To be done:
Repeat each entry exactly and drop the pictures.

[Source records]

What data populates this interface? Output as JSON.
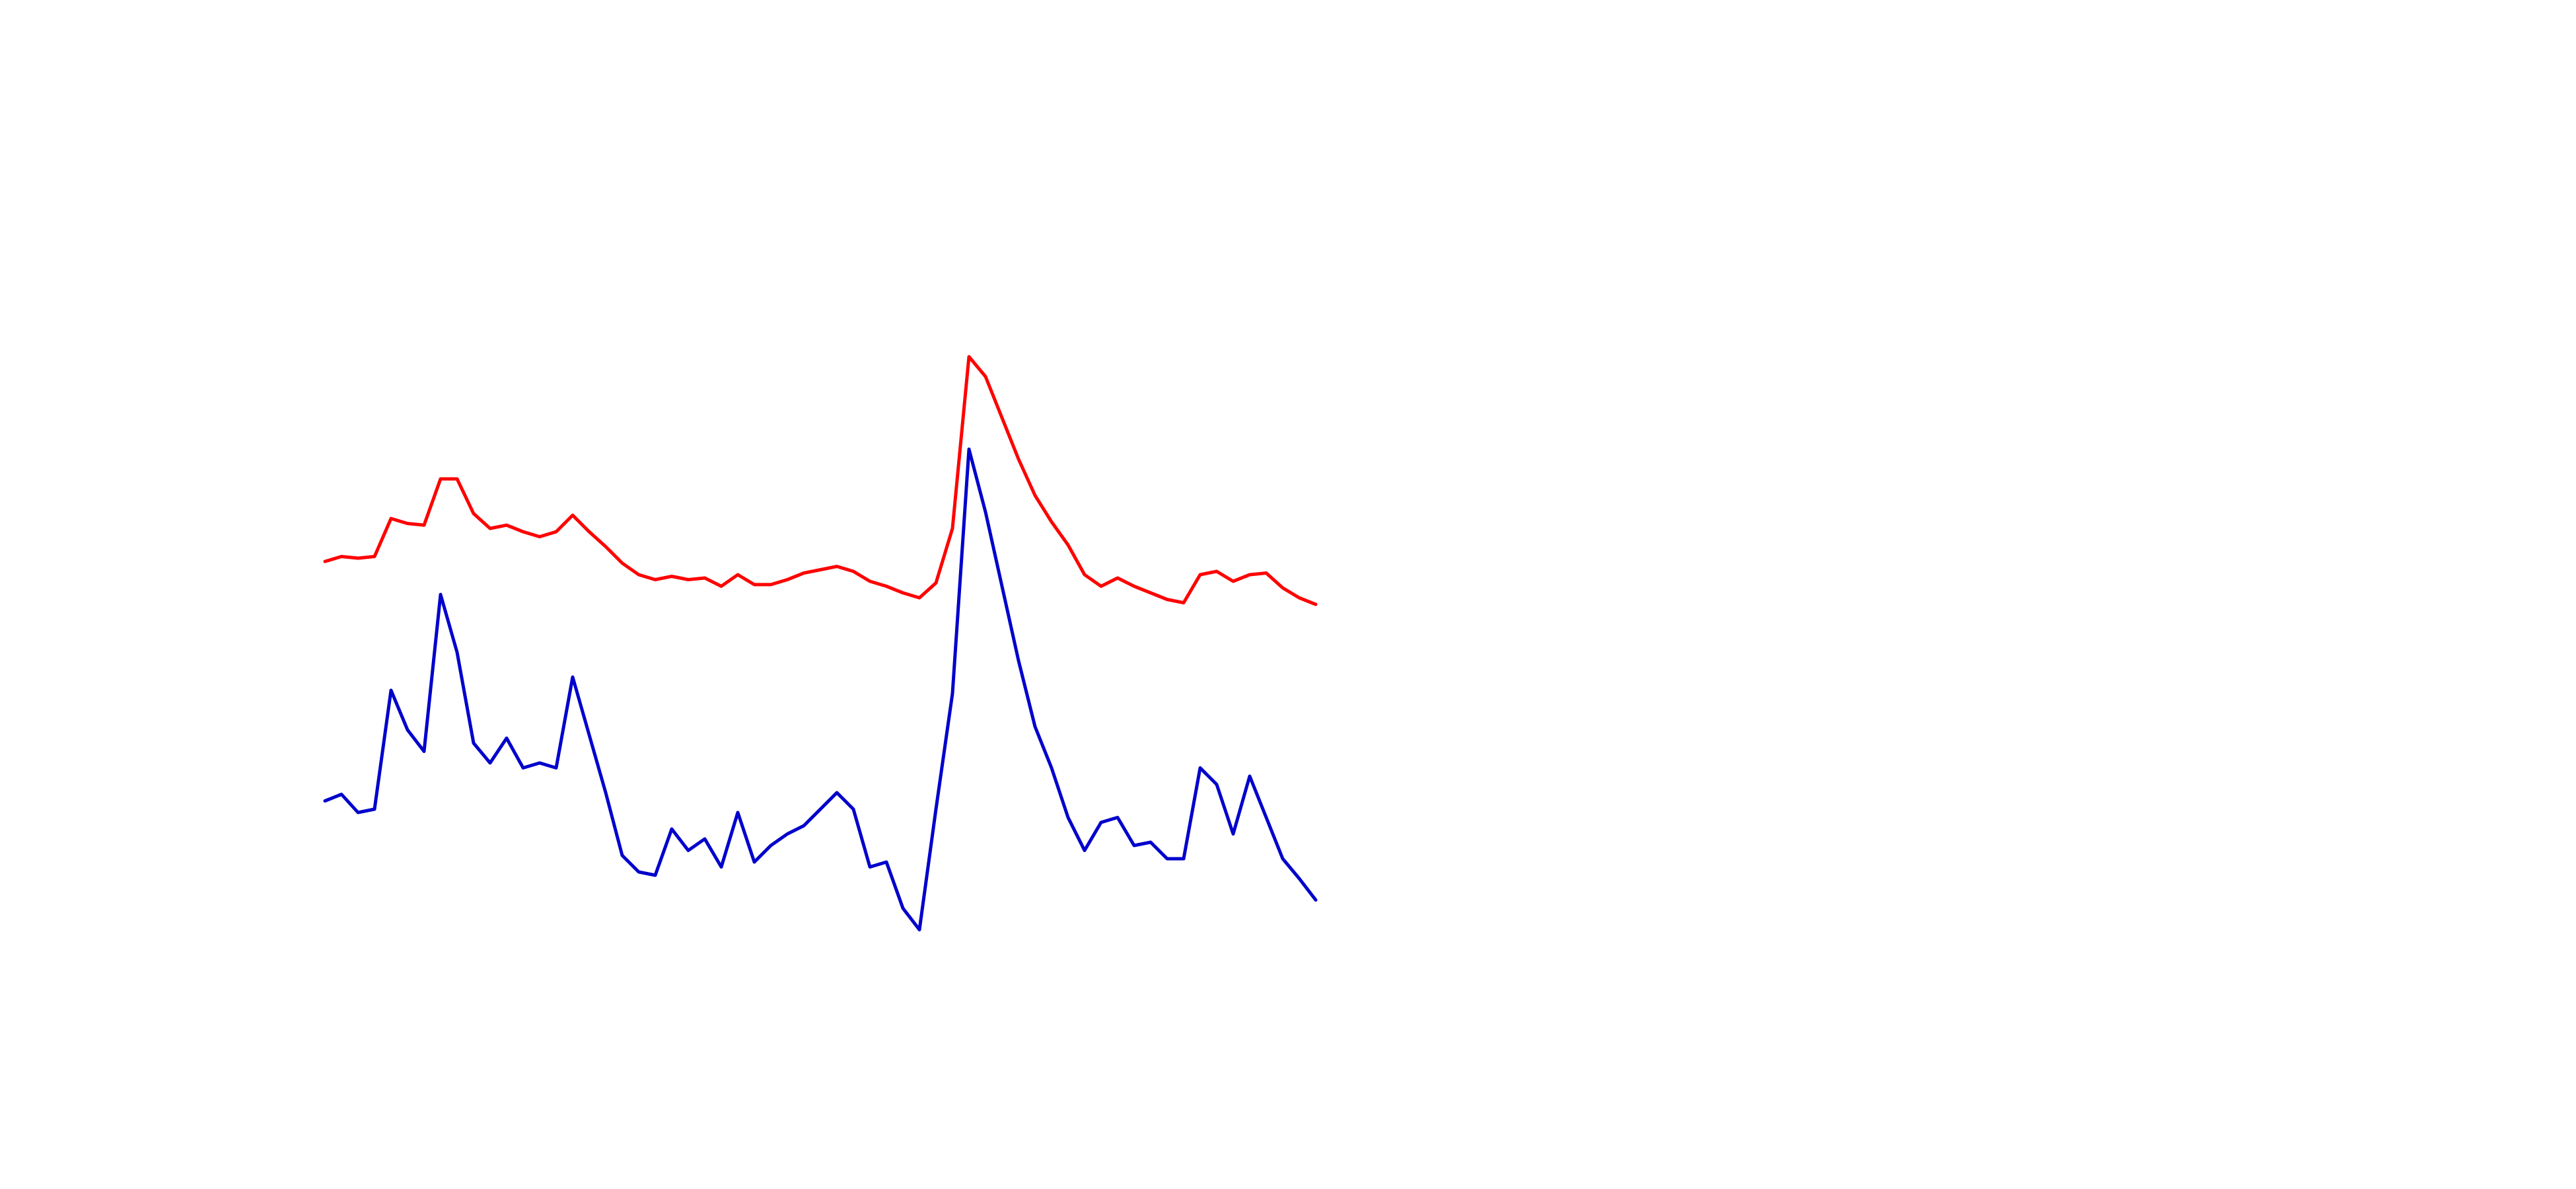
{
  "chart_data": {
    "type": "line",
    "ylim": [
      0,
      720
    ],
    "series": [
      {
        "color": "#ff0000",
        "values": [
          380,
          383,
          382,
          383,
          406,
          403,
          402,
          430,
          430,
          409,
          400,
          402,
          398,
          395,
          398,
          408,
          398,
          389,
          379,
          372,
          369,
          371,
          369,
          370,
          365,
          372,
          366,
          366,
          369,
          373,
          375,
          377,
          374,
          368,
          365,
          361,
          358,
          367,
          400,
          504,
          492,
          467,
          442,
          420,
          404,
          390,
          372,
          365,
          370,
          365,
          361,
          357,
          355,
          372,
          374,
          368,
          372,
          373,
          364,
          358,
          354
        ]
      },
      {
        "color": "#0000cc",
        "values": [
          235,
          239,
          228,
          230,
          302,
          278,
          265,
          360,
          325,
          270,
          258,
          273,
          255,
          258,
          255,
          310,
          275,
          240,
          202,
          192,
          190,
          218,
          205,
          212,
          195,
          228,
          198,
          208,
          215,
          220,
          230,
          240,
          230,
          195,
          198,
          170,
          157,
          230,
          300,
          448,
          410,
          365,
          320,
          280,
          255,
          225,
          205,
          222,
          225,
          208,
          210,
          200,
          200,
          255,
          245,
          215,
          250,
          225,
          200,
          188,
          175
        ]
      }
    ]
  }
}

Solution:
What data populates this interface? Output as JSON.
{
  "chart_data": {
    "type": "line",
    "ylim": [
      0,
      720
    ],
    "series": [
      {
        "color": "#ff0000",
        "values": [
          380,
          383,
          382,
          383,
          406,
          403,
          402,
          430,
          430,
          409,
          400,
          402,
          398,
          395,
          398,
          408,
          398,
          389,
          379,
          372,
          369,
          371,
          369,
          370,
          365,
          372,
          366,
          366,
          369,
          373,
          375,
          377,
          374,
          368,
          365,
          361,
          358,
          367,
          400,
          504,
          492,
          467,
          442,
          420,
          404,
          390,
          372,
          365,
          370,
          365,
          361,
          357,
          355,
          372,
          374,
          368,
          372,
          373,
          364,
          358,
          354
        ]
      },
      {
        "color": "#0000cc",
        "values": [
          235,
          239,
          228,
          230,
          302,
          278,
          265,
          360,
          325,
          270,
          258,
          273,
          255,
          258,
          255,
          310,
          275,
          240,
          202,
          192,
          190,
          218,
          205,
          212,
          195,
          228,
          198,
          208,
          215,
          220,
          230,
          240,
          230,
          195,
          198,
          170,
          157,
          230,
          300,
          448,
          410,
          365,
          320,
          280,
          255,
          225,
          205,
          222,
          225,
          208,
          210,
          200,
          200,
          255,
          245,
          215,
          250,
          225,
          200,
          188,
          175
        ]
      }
    ]
  }
}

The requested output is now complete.